> **TASK STATEMENT**:
Reproduce the listing word for word from its first line up to and including the line containing "page-number-tab — [1062, 1493, 1140, 1517]".

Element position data
-*-

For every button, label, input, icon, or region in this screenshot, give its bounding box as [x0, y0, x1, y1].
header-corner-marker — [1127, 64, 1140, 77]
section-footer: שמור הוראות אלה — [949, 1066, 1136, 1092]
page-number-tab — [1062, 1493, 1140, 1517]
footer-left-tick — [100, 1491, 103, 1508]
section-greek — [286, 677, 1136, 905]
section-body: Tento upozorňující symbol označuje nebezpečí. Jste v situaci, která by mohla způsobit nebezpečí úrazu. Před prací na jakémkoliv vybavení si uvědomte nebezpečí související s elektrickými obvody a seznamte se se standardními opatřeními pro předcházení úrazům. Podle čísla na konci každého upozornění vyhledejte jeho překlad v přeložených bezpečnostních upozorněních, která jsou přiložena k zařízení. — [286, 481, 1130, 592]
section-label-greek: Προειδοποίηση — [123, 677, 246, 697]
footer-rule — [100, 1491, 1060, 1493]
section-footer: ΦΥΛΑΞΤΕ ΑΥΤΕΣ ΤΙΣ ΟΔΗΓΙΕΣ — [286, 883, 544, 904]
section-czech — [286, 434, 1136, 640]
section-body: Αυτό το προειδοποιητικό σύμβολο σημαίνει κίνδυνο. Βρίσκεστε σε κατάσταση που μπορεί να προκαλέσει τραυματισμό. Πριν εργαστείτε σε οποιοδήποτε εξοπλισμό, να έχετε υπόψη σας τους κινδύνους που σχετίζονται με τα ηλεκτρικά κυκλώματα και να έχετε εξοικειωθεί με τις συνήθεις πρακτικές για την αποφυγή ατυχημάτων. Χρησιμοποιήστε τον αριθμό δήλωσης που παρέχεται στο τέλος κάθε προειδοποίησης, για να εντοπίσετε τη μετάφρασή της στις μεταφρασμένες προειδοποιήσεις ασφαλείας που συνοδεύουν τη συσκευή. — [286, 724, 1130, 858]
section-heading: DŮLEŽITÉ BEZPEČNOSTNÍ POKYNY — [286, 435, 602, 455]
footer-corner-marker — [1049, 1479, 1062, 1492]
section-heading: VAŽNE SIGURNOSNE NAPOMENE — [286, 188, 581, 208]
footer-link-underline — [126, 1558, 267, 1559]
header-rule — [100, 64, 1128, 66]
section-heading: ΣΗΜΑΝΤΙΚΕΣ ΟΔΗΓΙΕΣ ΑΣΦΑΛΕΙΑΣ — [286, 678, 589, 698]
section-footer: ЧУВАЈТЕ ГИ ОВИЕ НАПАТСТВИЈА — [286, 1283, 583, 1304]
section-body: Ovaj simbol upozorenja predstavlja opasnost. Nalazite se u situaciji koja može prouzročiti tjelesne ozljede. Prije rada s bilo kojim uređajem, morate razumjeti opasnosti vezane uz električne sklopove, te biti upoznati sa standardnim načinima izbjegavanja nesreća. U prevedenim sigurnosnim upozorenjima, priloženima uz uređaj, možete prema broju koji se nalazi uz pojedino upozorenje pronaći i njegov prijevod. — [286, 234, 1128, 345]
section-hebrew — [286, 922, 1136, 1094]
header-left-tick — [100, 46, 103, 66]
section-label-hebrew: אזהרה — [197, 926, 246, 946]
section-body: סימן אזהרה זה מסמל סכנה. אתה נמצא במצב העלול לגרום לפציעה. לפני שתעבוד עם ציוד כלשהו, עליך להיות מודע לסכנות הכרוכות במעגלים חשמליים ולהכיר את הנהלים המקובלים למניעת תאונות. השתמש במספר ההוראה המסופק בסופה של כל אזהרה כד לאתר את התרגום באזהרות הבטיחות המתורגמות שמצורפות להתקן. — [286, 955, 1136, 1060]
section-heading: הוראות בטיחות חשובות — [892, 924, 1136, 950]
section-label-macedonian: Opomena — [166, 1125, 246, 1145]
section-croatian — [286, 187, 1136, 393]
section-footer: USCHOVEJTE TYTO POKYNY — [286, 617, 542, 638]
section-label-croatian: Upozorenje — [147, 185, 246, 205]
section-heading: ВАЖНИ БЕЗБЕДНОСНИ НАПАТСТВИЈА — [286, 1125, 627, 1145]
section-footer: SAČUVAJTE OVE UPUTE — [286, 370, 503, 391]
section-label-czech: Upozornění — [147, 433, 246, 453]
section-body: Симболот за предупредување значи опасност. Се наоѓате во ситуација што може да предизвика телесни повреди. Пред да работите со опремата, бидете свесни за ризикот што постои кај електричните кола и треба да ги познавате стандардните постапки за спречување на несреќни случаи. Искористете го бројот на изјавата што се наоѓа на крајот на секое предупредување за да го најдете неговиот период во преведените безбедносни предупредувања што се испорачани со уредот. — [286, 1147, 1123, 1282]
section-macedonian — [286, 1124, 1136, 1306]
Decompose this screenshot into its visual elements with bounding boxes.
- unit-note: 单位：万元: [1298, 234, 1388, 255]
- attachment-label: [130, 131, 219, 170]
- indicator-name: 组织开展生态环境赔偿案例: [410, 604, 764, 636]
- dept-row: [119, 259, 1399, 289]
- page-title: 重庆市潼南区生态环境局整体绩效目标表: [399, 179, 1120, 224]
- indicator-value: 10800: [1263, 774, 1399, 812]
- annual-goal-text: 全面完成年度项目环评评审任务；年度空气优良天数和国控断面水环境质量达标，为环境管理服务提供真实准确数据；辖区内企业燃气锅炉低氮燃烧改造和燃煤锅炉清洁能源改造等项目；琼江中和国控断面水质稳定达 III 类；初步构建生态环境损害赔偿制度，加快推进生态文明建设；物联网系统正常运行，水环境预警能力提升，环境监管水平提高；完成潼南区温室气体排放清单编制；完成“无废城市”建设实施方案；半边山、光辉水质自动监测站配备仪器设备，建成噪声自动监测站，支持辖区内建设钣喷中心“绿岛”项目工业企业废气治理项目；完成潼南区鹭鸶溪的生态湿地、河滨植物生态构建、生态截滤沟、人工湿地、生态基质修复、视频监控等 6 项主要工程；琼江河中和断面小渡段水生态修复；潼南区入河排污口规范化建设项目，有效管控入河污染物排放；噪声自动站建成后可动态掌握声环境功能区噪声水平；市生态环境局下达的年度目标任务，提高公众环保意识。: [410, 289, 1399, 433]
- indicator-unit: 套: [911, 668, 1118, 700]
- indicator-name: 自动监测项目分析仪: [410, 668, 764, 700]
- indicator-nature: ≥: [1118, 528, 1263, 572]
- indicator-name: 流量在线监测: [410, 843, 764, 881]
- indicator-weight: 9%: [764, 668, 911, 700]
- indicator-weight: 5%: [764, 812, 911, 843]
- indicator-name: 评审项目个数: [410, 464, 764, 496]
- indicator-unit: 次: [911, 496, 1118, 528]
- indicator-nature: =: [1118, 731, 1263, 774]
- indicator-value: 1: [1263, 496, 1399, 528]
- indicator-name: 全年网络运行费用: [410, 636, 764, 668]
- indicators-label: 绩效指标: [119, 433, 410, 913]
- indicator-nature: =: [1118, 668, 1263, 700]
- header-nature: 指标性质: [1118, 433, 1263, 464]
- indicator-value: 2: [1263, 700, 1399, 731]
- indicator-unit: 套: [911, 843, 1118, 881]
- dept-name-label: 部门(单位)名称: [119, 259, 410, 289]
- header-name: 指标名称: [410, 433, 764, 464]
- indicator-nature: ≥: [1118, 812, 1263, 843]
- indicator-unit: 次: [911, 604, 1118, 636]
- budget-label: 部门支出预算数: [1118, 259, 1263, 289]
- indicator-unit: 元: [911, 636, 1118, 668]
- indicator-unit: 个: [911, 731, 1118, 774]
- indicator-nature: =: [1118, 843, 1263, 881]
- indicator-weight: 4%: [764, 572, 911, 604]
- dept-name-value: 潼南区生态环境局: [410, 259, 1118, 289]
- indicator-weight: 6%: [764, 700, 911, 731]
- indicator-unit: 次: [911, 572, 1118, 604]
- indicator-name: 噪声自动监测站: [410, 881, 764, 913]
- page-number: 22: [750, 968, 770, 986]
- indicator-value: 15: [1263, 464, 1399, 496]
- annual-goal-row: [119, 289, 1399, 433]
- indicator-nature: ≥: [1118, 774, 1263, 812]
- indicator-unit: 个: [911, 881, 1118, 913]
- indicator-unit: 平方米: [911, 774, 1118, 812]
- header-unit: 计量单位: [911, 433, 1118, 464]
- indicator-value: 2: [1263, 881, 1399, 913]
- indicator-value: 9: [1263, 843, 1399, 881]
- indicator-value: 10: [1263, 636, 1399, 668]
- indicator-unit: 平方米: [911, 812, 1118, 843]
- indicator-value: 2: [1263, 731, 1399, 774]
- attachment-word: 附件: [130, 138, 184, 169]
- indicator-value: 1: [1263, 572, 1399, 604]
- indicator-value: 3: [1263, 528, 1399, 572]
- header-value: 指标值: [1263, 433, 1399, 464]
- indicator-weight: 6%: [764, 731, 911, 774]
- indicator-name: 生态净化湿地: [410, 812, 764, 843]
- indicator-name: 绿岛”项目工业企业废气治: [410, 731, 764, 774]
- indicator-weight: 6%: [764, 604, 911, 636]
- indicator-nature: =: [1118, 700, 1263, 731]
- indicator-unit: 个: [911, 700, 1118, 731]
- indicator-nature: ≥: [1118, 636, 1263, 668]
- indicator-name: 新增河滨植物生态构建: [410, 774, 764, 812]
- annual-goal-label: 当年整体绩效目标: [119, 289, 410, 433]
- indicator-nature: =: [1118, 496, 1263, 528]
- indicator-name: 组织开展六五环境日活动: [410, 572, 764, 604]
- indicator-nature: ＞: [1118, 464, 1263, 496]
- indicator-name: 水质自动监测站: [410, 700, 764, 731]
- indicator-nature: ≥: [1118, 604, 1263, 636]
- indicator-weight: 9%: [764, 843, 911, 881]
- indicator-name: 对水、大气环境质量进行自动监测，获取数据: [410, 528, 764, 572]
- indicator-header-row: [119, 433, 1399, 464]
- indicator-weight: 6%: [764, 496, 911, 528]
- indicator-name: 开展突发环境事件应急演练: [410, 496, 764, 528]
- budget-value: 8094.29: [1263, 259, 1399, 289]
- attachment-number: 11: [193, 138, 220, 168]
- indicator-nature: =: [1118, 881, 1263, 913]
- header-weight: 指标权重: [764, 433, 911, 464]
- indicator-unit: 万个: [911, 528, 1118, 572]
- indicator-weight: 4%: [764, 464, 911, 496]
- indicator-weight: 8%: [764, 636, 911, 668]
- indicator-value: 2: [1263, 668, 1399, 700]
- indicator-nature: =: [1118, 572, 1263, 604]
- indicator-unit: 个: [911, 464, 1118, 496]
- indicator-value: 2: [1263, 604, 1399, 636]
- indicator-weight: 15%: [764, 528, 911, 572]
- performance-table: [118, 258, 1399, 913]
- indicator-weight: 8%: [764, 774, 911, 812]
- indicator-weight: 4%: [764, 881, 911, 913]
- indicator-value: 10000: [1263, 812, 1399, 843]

-*-

> **TASK OUTPUT**:
For every button, label, input, icon, or region in this screenshot, give its bounding box as [x0, y0, x1, y1].
header-corner-marker — [1127, 64, 1140, 77]
section-footer: שמור הוראות אלה — [949, 1066, 1136, 1092]
page-number-tab — [1062, 1493, 1140, 1517]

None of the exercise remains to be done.